Work to do
Repeat the records below exactly.

• • • •

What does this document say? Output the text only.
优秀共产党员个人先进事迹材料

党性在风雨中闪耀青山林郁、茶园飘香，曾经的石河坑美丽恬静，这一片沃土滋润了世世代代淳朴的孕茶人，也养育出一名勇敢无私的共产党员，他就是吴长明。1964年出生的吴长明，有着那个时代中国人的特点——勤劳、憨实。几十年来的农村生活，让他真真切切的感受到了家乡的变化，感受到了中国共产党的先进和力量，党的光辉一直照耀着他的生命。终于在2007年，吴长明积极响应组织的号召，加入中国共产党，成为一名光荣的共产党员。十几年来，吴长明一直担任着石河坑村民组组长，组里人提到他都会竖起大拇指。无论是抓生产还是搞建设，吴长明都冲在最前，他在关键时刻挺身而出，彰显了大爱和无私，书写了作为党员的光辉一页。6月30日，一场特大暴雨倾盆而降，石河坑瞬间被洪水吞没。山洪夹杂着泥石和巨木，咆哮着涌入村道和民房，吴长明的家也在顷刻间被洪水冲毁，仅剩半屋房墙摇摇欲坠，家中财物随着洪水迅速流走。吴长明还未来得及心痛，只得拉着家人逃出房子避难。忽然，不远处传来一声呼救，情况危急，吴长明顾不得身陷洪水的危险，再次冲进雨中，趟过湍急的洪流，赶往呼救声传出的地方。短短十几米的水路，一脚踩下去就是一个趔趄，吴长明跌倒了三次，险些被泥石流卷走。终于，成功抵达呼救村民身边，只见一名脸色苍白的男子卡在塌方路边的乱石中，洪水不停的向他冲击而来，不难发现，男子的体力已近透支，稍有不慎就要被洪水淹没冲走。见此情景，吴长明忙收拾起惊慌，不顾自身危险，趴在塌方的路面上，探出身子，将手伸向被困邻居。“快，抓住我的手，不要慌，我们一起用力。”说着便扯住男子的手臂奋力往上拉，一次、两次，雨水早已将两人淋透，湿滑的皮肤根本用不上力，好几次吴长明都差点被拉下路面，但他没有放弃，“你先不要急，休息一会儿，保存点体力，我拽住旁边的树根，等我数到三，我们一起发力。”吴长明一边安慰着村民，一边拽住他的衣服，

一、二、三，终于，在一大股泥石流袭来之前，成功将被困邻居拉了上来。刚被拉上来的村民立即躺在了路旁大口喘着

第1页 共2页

• • • •

Answer for the task
What does this document say? Output the text only.
优秀共产党员个人先进事迹材料

党性在风雨中闪耀青山林郁、茶园飘香，曾经的石河坑美丽恬静，这一片沃土滋润了世世代代淳朴的孕茶人，也养育出一名勇敢无私的共产党员，他就是吴长明。1964年出生的吴长明，有着那个时代中国人的特点——勤劳、憨实。几十年来的农村生活，让他真真切切的感受到了家乡的变化，感受到了中国共产党的先进和力量，党的光辉一直照耀着他的生命。终于在2007年，吴长明积极响应组织的号召，加入中国共产党，成为一名光荣的共产党员。十几年来，吴长明一直担任着石河坑村民组组长，组里人提到他都会竖起大拇指。无论是抓生产还是搞建设，吴长明都冲在最前，他在关键时刻挺身而出，彰显了大爱和无私，书写了作为党员的光辉一页。6月30日，一场特大暴雨倾盆而降，石河坑瞬间被洪水吞没。山洪夹杂着泥石和巨木，咆哮着涌入村道和民房，吴长明的家也在顷刻间被洪水冲毁，仅剩半屋房墙摇摇欲坠，家中财物随着洪水迅速流走。吴长明还未来得及心痛，只得拉着家人逃出房子避难。忽然，不远处传来一声呼救，情况危急，吴长明顾不得身陷洪水的危险，再次冲进雨中，趟过湍急的洪流，赶往呼救声传出的地方。短短十几米的水路，一脚踩下去就是一个趔趄，吴长明跌倒了三次，险些被泥石流卷走。终于，成功抵达呼救村民身边，只见一名脸色苍白的男子卡在塌方路边的乱石中，洪水不停的向他冲击而来，不难发现，男子的体力已近透支，稍有不慎就要被洪水淹没冲走。见此情景，吴长明忙收拾起惊慌，不顾自身危险，趴在塌方的路面上，探出身子，将手伸向被困邻居。“快，抓住我的手，不要慌，我们一起用力。”说着便扯住男子的手臂奋力往上拉，一次、两次，雨水早已将两人淋透，湿滑的皮肤根本用不上力，好几次吴长明都差点被拉下路面，但他没有放弃，“你先不要急，休息一会儿，保存点体力，我拽住旁边的树根，等我数到三，我们一起发力。”吴长明一边安慰着村民，一边拽住他的衣服，

一、二、三，终于，在一大股泥石流袭来之前，成功将被困邻居拉了上来。刚被拉上来的村民立即躺在了路旁大口喘着

第1页 共2页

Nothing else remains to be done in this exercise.